* Exercise instructions *
Write out, precisely and in full, each line of the material.

* Information supplied *
* * * * * * *

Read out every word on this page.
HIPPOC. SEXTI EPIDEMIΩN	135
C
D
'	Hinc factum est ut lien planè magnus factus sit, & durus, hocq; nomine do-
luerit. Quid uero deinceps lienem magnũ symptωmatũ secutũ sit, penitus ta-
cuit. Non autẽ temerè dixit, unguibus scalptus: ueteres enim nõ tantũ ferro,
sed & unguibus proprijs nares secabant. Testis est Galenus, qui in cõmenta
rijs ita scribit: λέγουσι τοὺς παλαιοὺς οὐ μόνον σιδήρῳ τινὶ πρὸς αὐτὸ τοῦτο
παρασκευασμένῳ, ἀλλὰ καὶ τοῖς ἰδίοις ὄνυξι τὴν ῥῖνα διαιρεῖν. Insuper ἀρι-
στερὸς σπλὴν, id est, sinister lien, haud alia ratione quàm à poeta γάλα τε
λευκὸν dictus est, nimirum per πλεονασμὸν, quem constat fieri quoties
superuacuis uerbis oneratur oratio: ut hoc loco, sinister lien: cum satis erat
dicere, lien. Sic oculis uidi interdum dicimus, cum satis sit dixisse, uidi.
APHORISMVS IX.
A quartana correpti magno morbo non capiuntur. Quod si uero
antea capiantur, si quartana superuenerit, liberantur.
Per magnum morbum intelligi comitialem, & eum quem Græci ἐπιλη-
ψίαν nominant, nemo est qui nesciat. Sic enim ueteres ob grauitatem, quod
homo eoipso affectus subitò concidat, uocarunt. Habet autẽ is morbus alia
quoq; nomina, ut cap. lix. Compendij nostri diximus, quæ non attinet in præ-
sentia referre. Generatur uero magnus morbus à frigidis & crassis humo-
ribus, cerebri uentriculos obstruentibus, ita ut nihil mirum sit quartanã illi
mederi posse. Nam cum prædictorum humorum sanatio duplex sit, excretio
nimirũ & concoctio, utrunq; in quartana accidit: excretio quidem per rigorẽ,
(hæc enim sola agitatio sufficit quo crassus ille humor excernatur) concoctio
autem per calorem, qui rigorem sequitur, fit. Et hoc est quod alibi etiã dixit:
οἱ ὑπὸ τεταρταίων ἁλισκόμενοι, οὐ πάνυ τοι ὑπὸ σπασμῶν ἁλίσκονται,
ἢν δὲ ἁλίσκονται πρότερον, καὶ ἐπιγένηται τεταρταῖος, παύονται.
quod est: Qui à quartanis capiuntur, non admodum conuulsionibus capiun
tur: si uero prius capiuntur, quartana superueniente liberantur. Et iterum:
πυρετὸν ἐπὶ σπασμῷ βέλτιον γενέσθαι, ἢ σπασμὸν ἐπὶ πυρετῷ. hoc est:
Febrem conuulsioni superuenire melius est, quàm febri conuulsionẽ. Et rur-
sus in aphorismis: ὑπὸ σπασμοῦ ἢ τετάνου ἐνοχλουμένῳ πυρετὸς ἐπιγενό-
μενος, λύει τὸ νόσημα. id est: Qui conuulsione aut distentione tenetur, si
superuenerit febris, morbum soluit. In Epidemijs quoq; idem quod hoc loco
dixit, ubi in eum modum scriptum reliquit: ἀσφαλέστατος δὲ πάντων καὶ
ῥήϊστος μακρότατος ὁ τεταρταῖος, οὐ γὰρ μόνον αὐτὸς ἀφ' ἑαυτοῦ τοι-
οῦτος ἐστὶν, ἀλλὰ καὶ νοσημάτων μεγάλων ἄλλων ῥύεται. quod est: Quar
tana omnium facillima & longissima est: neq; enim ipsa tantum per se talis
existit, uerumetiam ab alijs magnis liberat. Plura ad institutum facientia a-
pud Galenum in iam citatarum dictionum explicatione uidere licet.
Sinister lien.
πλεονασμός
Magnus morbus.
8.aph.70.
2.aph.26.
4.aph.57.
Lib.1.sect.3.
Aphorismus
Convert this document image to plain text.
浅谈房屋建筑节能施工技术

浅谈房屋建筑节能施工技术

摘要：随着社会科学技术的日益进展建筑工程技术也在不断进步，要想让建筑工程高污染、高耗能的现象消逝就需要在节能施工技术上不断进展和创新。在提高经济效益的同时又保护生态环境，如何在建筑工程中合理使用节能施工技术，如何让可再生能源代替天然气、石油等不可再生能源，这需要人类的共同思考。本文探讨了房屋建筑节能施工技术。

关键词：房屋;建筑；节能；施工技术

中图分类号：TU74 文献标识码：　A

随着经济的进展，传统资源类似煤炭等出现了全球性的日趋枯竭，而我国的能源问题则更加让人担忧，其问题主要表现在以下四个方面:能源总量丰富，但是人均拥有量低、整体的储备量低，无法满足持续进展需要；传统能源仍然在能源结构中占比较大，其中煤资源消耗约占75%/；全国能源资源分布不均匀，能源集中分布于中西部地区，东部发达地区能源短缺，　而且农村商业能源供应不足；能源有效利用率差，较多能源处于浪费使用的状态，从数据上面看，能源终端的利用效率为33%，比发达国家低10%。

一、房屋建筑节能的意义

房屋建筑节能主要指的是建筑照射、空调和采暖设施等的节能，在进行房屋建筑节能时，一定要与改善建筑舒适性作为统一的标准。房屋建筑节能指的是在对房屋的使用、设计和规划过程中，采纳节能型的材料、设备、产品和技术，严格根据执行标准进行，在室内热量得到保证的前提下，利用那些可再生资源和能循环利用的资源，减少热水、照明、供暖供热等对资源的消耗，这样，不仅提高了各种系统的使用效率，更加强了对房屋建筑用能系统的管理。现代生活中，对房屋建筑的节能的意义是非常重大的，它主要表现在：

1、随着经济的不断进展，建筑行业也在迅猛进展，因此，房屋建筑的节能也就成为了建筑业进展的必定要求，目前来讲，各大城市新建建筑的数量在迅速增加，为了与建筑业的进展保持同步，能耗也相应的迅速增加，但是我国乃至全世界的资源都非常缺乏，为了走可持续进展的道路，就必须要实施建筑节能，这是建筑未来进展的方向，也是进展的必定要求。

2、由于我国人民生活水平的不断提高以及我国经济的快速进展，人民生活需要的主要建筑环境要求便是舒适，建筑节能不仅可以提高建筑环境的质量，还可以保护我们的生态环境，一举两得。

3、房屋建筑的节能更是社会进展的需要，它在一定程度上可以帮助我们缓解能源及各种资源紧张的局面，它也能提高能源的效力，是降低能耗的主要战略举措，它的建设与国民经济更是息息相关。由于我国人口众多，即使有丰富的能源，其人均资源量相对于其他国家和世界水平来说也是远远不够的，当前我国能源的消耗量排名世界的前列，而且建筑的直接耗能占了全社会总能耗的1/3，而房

* * * * * * *

* Answer to the task *
Read out every word on this page.
HIPPOC. SEXTI EPIDEMIΩN	135
C
D
'	Hinc factum est ut lien planè magnus factus sit, & durus, hocq; nomine do-
luerit. Quid uero deinceps lienem magnũ symptωmatũ secutũ sit, penitus ta-
cuit. Non autẽ temerè dixit, unguibus scalptus: ueteres enim nõ tantũ ferro,
sed & unguibus proprijs nares secabant. Testis est Galenus, qui in cõmenta
rijs ita scribit: λέγουσι τοὺς παλαιοὺς οὐ μόνον σιδήρῳ τινὶ πρὸς αὐτὸ τοῦτο
παρασκευασμένῳ, ἀλλὰ καὶ τοῖς ἰδίοις ὄνυξι τὴν ῥῖνα διαιρεῖν. Insuper ἀρι-
στερὸς σπλὴν, id est, sinister lien, haud alia ratione quàm à poeta γάλα τε
λευκὸν dictus est, nimirum per πλεονασμὸν, quem constat fieri quoties
superuacuis uerbis oneratur oratio: ut hoc loco, sinister lien: cum satis erat
dicere, lien. Sic oculis uidi interdum dicimus, cum satis sit dixisse, uidi.
APHORISMVS IX.
A quartana correpti magno morbo non capiuntur. Quod si uero
antea capiantur, si quartana superuenerit, liberantur.
Per magnum morbum intelligi comitialem, & eum quem Græci ἐπιλη-
ψίαν nominant, nemo est qui nesciat. Sic enim ueteres ob grauitatem, quod
homo eoipso affectus subitò concidat, uocarunt. Habet autẽ is morbus alia
quoq; nomina, ut cap. lix. Compendij nostri diximus, quæ non attinet in præ-
sentia referre. Generatur uero magnus morbus à frigidis & crassis humo-
ribus, cerebri uentriculos obstruentibus, ita ut nihil mirum sit quartanã illi
mederi posse. Nam cum prædictorum humorum sanatio duplex sit, excretio
nimirũ & concoctio, utrunq; in quartana accidit: excretio quidem per rigorẽ,
(hæc enim sola agitatio sufficit quo crassus ille humor excernatur) concoctio
autem per calorem, qui rigorem sequitur, fit. Et hoc est quod alibi etiã dixit:
οἱ ὑπὸ τεταρταίων ἁλισκόμενοι, οὐ πάνυ τοι ὑπὸ σπασμῶν ἁλίσκονται,
ἢν δὲ ἁλίσκονται πρότερον, καὶ ἐπιγένηται τεταρταῖος, παύονται.
quod est: Qui à quartanis capiuntur, non admodum conuulsionibus capiun
tur: si uero prius capiuntur, quartana superueniente liberantur. Et iterum:
πυρετὸν ἐπὶ σπασμῷ βέλτιον γενέσθαι, ἢ σπασμὸν ἐπὶ πυρετῷ. hoc est:
Febrem conuulsioni superuenire melius est, quàm febri conuulsionẽ. Et rur-
sus in aphorismis: ὑπὸ σπασμοῦ ἢ τετάνου ἐνοχλουμένῳ πυρετὸς ἐπιγενό-
μενος, λύει τὸ νόσημα. id est: Qui conuulsione aut distentione tenetur, si
superuenerit febris, morbum soluit. In Epidemijs quoq; idem quod hoc loco
dixit, ubi in eum modum scriptum reliquit: ἀσφαλέστατος δὲ πάντων καὶ
ῥήϊστος μακρότατος ὁ τεταρταῖος, οὐ γὰρ μόνον αὐτὸς ἀφ' ἑαυτοῦ τοι-
οῦτος ἐστὶν, ἀλλὰ καὶ νοσημάτων μεγάλων ἄλλων ῥύεται. quod est: Quar
tana omnium facillima & longissima est: neq; enim ipsa tantum per se talis
existit, uerumetiam ab alijs magnis liberat. Plura ad institutum facientia a-
pud Galenum in iam citatarum dictionum explicatione uidere licet.
Sinister lien.
πλεονασμός
Magnus morbus.
8.aph.70.
2.aph.26.
4.aph.57.
Lib.1.sect.3.
Aphorismus
Convert this document image to plain text.
浅谈房屋建筑节能施工技术

浅谈房屋建筑节能施工技术

摘要：随着社会科学技术的日益进展建筑工程技术也在不断进步，要想让建筑工程高污染、高耗能的现象消逝就需要在节能施工技术上不断进展和创新。在提高经济效益的同时又保护生态环境，如何在建筑工程中合理使用节能施工技术，如何让可再生能源代替天然气、石油等不可再生能源，这需要人类的共同思考。本文探讨了房屋建筑节能施工技术。

关键词：房屋;建筑；节能；施工技术

中图分类号：TU74 文献标识码：　A

随着经济的进展，传统资源类似煤炭等出现了全球性的日趋枯竭，而我国的能源问题则更加让人担忧，其问题主要表现在以下四个方面:能源总量丰富，但是人均拥有量低、整体的储备量低，无法满足持续进展需要；传统能源仍然在能源结构中占比较大，其中煤资源消耗约占75%/；全国能源资源分布不均匀，能源集中分布于中西部地区，东部发达地区能源短缺，　而且农村商业能源供应不足；能源有效利用率差，较多能源处于浪费使用的状态，从数据上面看，能源终端的利用效率为33%，比发达国家低10%。

一、房屋建筑节能的意义

房屋建筑节能主要指的是建筑照射、空调和采暖设施等的节能，在进行房屋建筑节能时，一定要与改善建筑舒适性作为统一的标准。房屋建筑节能指的是在对房屋的使用、设计和规划过程中，采纳节能型的材料、设备、产品和技术，严格根据执行标准进行，在室内热量得到保证的前提下，利用那些可再生资源和能循环利用的资源，减少热水、照明、供暖供热等对资源的消耗，这样，不仅提高了各种系统的使用效率，更加强了对房屋建筑用能系统的管理。现代生活中，对房屋建筑的节能的意义是非常重大的，它主要表现在：

1、随着经济的不断进展，建筑行业也在迅猛进展，因此，房屋建筑的节能也就成为了建筑业进展的必定要求，目前来讲，各大城市新建建筑的数量在迅速增加，为了与建筑业的进展保持同步，能耗也相应的迅速增加，但是我国乃至全世界的资源都非常缺乏，为了走可持续进展的道路，就必须要实施建筑节能，这是建筑未来进展的方向，也是进展的必定要求。

2、由于我国人民生活水平的不断提高以及我国经济的快速进展，人民生活需要的主要建筑环境要求便是舒适，建筑节能不仅可以提高建筑环境的质量，还可以保护我们的生态环境，一举两得。

3、房屋建筑的节能更是社会进展的需要，它在一定程度上可以帮助我们缓解能源及各种资源紧张的局面，它也能提高能源的效力，是降低能耗的主要战略举措，它的建设与国民经济更是息息相关。由于我国人口众多，即使有丰富的能源，其人均资源量相对于其他国家和世界水平来说也是远远不够的，当前我国能源的消耗量排名世界的前列，而且建筑的直接耗能占了全社会总能耗的1/3，而房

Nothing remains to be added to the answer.